[TASK DETAILS]:
Using the records below, locate all lines containing "market" and return them.

[DATA LINES]:
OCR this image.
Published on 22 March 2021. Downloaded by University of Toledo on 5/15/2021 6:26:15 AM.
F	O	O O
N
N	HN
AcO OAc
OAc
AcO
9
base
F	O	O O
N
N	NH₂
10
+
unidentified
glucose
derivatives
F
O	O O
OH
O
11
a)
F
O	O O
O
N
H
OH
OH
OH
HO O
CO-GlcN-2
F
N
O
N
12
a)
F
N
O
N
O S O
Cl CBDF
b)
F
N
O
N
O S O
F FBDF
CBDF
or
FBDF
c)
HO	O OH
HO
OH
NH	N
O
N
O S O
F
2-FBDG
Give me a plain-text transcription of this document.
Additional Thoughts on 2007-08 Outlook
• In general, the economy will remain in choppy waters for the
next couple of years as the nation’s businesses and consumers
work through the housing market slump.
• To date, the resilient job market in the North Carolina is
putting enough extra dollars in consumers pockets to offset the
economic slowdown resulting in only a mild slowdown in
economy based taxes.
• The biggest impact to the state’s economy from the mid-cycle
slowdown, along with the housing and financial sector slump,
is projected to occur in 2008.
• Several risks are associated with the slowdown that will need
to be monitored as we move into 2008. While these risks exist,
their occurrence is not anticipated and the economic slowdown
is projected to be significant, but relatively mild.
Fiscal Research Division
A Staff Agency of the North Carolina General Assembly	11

[EXERCISE SOLUTION]:
work through the housing market slump.
• To date, the resilient job market in the North Carolina is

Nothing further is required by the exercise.